__Written request__
Pick out the lines in the listing below that contain the word "Total" and copy them.

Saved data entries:
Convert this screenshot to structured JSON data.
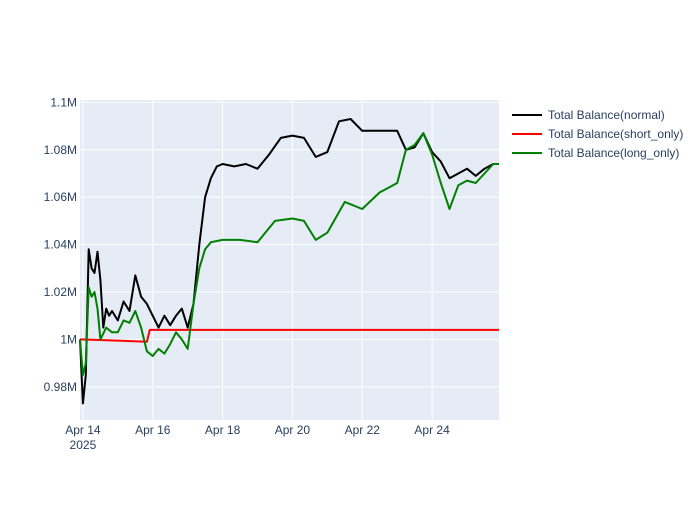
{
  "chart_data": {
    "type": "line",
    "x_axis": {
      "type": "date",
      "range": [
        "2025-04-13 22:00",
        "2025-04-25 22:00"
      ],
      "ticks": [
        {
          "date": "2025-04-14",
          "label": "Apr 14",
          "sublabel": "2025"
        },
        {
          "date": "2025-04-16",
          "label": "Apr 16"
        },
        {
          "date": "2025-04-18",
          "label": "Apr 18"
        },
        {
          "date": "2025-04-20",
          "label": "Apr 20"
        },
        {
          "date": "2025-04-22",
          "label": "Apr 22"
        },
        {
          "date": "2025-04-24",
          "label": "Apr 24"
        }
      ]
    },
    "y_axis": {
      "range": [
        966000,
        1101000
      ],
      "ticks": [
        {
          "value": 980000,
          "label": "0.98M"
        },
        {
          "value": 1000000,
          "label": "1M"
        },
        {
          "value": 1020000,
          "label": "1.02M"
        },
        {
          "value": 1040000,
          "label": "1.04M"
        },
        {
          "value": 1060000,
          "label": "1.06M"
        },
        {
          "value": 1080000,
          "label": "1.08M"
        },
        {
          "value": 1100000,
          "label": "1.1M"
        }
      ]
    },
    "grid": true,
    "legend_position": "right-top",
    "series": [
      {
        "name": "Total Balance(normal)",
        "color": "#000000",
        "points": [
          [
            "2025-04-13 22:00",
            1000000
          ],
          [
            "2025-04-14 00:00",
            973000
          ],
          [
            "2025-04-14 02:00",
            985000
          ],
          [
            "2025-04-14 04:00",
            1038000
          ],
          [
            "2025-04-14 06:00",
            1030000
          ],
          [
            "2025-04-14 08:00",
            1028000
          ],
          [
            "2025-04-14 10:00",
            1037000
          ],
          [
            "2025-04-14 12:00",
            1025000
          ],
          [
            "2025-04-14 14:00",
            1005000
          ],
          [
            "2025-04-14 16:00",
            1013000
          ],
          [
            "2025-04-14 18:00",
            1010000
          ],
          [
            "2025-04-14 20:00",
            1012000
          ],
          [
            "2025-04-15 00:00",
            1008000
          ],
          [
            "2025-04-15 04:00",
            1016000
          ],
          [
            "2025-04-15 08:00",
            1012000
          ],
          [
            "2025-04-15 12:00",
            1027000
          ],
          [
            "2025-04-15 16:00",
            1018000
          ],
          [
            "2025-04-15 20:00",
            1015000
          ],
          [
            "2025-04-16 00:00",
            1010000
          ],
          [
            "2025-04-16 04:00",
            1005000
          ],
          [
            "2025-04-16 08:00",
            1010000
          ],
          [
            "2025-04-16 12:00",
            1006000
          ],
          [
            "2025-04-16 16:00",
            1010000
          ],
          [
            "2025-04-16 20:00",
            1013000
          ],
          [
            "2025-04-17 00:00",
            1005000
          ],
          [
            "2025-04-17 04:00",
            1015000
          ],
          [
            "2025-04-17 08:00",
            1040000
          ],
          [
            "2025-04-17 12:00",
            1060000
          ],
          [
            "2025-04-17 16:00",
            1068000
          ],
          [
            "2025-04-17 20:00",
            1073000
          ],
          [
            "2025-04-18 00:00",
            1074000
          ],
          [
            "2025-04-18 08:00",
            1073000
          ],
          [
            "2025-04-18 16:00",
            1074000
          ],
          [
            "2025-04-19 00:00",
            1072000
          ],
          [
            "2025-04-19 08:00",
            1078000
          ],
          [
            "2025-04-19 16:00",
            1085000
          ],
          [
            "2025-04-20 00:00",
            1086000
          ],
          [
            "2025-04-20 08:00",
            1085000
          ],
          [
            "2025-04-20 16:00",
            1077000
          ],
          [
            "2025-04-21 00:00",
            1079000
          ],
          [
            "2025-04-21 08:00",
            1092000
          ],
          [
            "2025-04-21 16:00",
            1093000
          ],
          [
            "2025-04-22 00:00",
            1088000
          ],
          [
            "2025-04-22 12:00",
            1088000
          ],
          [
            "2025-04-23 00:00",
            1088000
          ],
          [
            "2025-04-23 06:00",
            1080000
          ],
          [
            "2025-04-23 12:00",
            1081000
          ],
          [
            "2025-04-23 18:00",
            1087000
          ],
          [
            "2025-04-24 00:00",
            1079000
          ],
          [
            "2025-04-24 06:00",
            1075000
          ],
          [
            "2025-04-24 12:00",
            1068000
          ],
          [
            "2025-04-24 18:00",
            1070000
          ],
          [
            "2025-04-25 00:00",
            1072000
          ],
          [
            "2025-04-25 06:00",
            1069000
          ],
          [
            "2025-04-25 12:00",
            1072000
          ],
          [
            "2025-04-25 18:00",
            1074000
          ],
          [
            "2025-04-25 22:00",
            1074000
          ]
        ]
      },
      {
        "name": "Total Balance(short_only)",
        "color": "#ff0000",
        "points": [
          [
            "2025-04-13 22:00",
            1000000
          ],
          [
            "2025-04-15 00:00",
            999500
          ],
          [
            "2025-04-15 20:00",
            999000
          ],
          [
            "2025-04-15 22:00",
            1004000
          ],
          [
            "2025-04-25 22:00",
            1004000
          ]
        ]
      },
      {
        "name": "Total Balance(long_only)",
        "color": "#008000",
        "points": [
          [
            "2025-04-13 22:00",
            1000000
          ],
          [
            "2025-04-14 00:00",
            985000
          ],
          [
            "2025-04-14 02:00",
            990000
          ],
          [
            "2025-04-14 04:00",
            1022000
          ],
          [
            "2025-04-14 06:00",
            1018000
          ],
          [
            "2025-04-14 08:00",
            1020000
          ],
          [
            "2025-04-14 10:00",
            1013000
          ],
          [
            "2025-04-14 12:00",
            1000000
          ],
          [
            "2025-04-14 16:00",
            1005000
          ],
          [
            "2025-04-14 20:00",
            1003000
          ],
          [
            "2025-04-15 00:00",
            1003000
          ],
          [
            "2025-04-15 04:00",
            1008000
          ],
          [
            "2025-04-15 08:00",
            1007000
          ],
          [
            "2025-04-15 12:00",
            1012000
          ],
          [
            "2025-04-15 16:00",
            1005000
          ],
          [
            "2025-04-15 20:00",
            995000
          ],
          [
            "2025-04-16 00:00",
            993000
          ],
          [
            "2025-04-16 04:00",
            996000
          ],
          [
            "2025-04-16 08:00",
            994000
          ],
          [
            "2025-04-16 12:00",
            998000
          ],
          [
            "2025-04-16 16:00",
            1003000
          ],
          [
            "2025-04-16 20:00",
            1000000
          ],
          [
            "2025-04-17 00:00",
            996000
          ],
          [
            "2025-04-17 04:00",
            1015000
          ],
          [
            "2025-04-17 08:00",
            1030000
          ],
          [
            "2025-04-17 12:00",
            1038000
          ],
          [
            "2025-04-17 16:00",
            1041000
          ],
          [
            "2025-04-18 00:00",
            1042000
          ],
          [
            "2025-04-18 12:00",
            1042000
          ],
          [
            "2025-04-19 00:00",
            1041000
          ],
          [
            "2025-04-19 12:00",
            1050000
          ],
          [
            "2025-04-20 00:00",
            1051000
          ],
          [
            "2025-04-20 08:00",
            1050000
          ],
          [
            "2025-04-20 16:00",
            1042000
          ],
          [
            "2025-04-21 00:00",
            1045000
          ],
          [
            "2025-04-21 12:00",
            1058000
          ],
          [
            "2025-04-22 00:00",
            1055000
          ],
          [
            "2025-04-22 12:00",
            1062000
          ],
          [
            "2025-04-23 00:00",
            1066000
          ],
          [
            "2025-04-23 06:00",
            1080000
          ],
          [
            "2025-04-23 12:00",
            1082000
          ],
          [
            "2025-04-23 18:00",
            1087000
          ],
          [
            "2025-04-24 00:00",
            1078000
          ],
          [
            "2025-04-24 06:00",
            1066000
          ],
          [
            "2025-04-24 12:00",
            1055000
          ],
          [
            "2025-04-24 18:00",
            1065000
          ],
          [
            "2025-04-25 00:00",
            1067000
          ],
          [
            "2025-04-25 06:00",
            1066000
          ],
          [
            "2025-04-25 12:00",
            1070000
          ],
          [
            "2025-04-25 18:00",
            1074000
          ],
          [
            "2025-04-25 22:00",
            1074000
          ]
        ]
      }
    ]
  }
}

__Task output__
        "name": "Total Balance(normal)",
        "name": "Total Balance(short_only)",
        "name": "Total Balance(long_only)",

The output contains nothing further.